### Required action 1
Using the article on FACT and Seth Klarman, decide whether each statement agrees with it. Answer yes or no for each and quote the deciding words. (a) PDLI contributed $405 million in cash to FACT at the spin-off. (b) FACT's pipeline includes three drugs in Phase II. (c) Klarman's thesis starts 26 minutes and 30 seconds into the presentation.
### Required action 2
Translate this sentence from the article on FACT and Seth Klarman into Spanish: "PDLI contributed $405 million in cash or $17 per share to FACT at the time of the spin-off."

### Passage for review
[Start of Attachment]

By Zain Griffith
As discussed in the write-up, FACT was spun-off from PDL Biopharma (NASDAQ: PDLI) in December 08. FACT, post-spin, consists of PDLI's former R&D operations, a product development pipeline that includes four drugs (two in Phase II of development and two in Phase I), and a pile of cash. PDLI contributed $405 million in cash or $17 per share to FACT at the time of the spin-off.
Why is Seth Klarman interested in a biotechnology/pharmaceutical company?
Mr. Klarman recently discussed his investment thesis for FACT in this presentation. If you have not seen the video, I highly encourage you to watch it--at least twice. To hear the thesis, fast-forward 26 minutes and 30 seconds into the presentation.
In the video, Klarman stated that FACT "has about $16-$17 per share in cash, so you could clearly liquidate that, stop all discovery activities and mail out $10-$14 per share back to the holders."
FACT is a classic Ben Graham "net net." At the time Klarman mentioned FACT in the video (in March), the stock had traded down to around $6 per share--a very substantial discount to cash.

[End of Attachment]

### Given information

[Start of Attachment]

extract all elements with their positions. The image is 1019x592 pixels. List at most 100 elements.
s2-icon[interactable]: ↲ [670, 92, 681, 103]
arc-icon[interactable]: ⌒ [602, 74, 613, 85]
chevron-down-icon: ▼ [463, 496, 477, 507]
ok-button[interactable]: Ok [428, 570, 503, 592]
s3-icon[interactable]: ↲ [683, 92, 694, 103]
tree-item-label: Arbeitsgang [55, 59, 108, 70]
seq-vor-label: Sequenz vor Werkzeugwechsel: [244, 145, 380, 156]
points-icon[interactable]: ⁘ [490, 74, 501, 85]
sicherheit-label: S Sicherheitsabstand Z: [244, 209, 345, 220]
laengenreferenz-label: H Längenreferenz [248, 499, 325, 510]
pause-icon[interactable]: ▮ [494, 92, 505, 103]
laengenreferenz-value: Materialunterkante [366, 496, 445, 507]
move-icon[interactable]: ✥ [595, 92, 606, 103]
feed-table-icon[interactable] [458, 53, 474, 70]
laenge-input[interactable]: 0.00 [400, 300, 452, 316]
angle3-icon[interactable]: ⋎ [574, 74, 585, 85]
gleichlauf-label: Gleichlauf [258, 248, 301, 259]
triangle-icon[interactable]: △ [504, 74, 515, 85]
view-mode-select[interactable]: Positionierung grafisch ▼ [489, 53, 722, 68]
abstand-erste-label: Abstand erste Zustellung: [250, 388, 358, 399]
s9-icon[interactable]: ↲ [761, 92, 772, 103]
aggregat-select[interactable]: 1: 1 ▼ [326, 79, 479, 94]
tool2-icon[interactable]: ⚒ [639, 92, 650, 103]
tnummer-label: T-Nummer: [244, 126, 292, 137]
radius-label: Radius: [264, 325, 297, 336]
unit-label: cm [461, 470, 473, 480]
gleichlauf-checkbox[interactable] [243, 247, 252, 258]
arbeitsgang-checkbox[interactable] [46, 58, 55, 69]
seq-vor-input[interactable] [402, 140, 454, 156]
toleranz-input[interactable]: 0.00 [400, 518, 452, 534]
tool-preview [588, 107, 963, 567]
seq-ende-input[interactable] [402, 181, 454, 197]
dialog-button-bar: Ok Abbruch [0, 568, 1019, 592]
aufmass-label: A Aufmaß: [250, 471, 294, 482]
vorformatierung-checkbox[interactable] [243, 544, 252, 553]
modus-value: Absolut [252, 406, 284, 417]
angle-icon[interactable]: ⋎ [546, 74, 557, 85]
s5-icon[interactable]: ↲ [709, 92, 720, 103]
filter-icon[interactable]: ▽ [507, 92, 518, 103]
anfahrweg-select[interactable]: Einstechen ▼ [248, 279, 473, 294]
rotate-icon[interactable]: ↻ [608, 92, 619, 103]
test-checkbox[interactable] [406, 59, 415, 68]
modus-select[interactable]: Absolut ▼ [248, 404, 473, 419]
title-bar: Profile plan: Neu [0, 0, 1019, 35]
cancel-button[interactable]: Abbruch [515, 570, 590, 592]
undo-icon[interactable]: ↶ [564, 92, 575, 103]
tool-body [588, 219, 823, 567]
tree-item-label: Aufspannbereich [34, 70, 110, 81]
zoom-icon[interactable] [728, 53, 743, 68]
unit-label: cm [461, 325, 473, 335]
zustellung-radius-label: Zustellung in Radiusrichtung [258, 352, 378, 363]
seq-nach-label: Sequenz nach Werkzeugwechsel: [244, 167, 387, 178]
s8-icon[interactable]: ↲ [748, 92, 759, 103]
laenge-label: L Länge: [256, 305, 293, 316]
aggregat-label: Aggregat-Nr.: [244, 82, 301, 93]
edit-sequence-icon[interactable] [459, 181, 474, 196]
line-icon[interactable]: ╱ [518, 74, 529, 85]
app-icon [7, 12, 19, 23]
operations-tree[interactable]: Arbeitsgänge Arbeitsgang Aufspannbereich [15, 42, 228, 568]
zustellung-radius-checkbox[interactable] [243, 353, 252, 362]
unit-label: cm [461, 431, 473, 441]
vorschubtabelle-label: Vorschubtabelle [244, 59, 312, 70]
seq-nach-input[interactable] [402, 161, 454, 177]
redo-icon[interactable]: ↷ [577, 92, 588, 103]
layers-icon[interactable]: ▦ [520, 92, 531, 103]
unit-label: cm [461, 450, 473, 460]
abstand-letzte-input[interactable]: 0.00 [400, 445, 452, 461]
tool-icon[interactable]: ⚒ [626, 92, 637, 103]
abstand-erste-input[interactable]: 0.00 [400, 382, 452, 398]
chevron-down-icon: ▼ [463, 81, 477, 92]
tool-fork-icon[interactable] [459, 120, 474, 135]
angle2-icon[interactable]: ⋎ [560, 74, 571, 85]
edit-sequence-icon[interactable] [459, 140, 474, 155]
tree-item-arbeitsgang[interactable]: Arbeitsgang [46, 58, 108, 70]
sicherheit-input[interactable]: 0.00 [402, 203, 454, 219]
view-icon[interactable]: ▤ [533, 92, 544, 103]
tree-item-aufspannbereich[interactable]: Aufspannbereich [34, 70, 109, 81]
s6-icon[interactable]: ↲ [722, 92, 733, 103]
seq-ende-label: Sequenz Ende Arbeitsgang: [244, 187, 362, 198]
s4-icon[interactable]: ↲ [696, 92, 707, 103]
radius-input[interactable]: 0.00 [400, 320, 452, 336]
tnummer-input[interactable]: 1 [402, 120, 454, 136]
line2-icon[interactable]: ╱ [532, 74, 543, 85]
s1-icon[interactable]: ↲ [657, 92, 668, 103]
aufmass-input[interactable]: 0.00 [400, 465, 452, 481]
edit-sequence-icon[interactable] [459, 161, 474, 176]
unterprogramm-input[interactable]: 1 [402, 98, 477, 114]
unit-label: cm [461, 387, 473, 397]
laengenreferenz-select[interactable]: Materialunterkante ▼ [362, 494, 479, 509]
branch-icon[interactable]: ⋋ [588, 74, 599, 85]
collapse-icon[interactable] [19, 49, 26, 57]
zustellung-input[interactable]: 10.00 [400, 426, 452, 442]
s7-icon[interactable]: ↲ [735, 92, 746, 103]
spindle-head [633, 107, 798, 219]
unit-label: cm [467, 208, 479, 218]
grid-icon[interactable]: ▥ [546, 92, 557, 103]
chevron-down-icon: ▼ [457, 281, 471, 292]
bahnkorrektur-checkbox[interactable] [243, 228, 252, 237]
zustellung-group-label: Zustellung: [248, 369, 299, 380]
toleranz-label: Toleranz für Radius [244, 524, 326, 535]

[End of Attachment]

### Worked solution 1
(a) Yes: "PDLI contributed $405 million in cash or $17 per share to FACT at the time of the spin-off."
(b) No: "four drugs (two in Phase II of development and two in Phase I)"
(c) Yes: "To hear the thesis, fast-forward 26 minutes and 30 seconds into the presentation."

### Worked solution 2
PDLI aportó $405 millones en efectivo, o $17 por acción, a FACT en el momento de la escisión.